■ REQUIREMENTS: Note each line of the listing that contains the string "integrity", and copy it.
>> BEGIN DATA SUPPLIED
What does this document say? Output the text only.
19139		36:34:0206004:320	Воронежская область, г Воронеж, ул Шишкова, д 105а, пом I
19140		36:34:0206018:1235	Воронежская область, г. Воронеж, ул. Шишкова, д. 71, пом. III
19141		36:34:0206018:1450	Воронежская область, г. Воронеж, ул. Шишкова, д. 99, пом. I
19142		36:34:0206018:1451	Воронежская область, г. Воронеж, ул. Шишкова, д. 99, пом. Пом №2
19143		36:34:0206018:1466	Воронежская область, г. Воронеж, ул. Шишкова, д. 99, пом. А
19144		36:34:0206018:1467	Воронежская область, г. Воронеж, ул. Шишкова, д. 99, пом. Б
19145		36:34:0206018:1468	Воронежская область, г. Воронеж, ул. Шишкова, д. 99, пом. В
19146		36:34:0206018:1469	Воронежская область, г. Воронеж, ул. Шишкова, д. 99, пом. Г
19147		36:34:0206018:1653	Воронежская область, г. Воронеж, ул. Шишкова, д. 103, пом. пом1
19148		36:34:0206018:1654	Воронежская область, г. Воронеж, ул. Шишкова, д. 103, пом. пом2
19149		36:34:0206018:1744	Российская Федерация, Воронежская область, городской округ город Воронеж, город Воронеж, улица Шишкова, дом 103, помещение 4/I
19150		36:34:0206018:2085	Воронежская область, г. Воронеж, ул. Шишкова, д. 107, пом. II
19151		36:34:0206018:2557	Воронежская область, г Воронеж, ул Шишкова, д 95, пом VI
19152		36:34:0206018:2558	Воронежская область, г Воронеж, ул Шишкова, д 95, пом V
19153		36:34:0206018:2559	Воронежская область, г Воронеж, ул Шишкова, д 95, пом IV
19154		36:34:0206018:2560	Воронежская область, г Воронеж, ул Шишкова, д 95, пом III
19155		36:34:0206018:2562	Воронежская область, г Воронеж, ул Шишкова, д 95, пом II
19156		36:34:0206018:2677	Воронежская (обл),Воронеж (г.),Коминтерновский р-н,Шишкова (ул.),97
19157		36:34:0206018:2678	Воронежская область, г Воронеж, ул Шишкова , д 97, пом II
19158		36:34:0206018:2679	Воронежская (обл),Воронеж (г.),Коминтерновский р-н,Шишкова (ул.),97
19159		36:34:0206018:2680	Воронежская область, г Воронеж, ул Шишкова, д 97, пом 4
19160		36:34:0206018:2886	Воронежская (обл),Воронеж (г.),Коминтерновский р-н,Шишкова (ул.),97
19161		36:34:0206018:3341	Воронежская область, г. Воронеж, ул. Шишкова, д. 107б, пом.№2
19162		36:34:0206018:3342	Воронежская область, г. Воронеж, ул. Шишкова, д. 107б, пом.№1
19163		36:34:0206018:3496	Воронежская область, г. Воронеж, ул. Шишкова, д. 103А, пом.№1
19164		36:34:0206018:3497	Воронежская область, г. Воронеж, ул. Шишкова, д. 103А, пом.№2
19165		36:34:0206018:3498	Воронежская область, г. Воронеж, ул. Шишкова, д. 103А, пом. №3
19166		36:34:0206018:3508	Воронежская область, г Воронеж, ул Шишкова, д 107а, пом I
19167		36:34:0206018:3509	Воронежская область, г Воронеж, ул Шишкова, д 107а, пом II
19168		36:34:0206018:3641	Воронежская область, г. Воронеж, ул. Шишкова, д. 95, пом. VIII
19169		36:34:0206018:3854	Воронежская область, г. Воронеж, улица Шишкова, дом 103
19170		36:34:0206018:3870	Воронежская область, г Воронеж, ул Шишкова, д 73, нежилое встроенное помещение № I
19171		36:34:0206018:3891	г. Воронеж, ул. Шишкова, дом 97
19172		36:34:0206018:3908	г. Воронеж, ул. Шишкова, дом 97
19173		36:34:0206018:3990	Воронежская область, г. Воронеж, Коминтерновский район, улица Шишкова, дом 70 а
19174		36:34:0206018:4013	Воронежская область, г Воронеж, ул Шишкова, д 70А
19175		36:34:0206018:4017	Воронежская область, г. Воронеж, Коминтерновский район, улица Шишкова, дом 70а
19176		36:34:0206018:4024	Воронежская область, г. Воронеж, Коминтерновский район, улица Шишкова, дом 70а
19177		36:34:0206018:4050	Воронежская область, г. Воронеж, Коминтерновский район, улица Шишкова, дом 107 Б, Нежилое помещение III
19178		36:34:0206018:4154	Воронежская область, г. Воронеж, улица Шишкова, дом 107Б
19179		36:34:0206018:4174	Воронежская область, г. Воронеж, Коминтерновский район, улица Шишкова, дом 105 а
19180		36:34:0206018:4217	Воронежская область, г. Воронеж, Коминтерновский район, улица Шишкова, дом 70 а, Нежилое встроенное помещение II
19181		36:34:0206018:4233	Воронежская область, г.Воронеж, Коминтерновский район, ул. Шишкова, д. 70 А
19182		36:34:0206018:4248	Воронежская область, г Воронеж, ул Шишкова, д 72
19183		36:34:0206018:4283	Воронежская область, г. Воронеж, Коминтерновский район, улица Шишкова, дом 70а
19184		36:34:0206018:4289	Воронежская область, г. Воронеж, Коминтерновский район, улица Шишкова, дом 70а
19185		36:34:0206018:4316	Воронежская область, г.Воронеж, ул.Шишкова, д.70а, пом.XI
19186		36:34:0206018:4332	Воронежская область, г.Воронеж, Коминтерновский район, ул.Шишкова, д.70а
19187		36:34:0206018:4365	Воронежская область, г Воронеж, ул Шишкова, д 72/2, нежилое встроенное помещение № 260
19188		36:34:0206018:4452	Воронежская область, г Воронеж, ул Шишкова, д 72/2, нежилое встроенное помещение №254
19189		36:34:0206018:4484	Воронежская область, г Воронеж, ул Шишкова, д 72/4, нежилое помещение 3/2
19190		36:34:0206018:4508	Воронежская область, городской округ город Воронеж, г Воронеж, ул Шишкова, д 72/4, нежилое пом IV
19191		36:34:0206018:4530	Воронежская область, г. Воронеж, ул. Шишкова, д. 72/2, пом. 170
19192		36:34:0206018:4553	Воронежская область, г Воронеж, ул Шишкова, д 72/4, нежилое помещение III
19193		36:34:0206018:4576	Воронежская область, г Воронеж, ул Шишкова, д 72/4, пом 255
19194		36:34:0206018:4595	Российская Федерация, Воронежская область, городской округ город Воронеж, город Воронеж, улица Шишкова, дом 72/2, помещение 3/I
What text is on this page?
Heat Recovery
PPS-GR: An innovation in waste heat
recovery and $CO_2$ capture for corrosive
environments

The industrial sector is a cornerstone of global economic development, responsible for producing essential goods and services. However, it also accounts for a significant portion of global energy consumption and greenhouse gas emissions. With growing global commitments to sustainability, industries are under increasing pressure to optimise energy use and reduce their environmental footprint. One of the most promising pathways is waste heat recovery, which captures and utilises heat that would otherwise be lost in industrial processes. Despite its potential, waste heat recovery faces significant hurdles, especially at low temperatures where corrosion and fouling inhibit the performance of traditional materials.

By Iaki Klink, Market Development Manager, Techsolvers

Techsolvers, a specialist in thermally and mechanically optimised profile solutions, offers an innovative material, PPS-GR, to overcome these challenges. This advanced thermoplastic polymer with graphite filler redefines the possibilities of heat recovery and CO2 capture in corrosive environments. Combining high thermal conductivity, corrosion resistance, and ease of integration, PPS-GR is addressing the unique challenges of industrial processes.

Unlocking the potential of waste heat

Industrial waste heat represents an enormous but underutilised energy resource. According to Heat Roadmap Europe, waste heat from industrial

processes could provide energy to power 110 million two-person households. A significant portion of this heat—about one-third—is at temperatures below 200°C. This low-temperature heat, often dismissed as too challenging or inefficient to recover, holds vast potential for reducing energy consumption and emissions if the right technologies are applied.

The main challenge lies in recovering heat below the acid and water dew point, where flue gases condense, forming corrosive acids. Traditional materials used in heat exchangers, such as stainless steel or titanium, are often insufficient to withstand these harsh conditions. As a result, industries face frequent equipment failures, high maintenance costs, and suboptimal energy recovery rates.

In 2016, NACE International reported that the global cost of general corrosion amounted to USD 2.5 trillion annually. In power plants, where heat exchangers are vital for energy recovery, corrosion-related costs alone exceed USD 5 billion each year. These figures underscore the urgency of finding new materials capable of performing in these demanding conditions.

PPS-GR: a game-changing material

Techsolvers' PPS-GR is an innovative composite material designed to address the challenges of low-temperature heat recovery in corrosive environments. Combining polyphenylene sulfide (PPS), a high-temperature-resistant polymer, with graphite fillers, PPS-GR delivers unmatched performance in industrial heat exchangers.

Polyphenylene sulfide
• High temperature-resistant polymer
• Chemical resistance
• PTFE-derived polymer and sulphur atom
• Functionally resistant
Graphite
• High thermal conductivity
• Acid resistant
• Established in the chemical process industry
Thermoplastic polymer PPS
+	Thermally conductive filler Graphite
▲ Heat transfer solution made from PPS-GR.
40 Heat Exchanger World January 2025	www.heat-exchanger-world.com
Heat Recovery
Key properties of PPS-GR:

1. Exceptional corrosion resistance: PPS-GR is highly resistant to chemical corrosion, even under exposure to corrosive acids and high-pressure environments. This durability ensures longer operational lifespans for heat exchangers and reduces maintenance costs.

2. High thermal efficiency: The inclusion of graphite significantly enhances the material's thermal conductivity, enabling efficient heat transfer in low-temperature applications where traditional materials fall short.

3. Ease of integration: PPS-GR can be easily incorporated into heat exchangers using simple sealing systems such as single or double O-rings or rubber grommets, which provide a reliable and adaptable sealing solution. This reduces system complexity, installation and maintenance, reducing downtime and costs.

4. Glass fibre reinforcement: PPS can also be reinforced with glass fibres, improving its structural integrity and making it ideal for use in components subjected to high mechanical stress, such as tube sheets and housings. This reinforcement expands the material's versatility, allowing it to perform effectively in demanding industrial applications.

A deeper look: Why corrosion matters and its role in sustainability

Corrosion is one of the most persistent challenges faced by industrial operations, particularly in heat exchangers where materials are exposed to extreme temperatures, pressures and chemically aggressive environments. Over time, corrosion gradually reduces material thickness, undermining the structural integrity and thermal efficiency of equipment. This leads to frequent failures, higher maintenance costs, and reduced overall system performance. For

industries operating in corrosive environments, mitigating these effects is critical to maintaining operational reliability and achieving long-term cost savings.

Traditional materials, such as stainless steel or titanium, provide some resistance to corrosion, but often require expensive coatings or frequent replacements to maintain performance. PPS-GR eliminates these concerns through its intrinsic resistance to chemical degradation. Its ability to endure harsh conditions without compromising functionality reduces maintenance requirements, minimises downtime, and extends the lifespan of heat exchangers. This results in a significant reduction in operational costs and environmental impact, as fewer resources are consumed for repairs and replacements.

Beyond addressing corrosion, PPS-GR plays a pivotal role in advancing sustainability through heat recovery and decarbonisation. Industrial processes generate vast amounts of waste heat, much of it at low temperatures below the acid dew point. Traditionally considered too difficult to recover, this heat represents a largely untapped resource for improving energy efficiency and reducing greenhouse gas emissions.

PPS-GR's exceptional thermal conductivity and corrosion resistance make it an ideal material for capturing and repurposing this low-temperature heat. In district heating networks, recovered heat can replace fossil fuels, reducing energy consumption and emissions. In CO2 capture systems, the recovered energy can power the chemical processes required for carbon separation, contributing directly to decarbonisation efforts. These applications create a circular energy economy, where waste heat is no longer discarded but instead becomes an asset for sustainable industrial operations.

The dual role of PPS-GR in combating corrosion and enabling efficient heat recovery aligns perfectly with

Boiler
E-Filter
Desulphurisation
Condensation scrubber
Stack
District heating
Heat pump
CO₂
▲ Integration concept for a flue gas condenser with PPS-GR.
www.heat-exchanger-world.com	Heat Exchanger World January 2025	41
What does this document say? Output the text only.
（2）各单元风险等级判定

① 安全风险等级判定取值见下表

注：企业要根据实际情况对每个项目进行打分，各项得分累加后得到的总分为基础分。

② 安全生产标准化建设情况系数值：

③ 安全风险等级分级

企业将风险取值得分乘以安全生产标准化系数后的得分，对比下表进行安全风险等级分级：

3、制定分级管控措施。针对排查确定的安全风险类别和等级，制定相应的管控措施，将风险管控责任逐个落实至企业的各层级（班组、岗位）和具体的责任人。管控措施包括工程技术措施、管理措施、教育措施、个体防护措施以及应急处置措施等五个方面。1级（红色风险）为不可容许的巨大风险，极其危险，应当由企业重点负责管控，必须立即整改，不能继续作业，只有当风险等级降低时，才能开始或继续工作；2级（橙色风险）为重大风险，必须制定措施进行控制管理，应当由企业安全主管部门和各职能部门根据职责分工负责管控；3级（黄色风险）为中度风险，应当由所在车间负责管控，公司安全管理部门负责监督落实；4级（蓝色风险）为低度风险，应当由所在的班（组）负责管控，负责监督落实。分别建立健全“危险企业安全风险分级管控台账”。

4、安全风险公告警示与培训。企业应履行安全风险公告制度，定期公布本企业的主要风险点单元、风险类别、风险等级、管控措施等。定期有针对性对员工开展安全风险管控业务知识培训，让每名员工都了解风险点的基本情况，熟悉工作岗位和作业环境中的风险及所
>> END DATA SUPPLIED
■ OUTPUT OF THE TASK:
4. Glass fibre reinforcement: PPS can also be reinforced with glass fibres, improving its structural integrity and making it ideal for use in components subjected to high mechanical stress, such as tube sheets and housings. This reinforcement expands the material's versatility, allowing it to perform effectively in demanding industrial applications.
Corrosion is one of the most persistent challenges faced by industrial operations, particularly in heat exchangers where materials are exposed to extreme temperatures, pressures and chemically aggressive environments. Over time, corrosion gradually reduces material thickness, undermining the structural integrity and thermal efficiency of equipment. This leads to frequent failures, higher maintenance costs, and reduced overall system performance. For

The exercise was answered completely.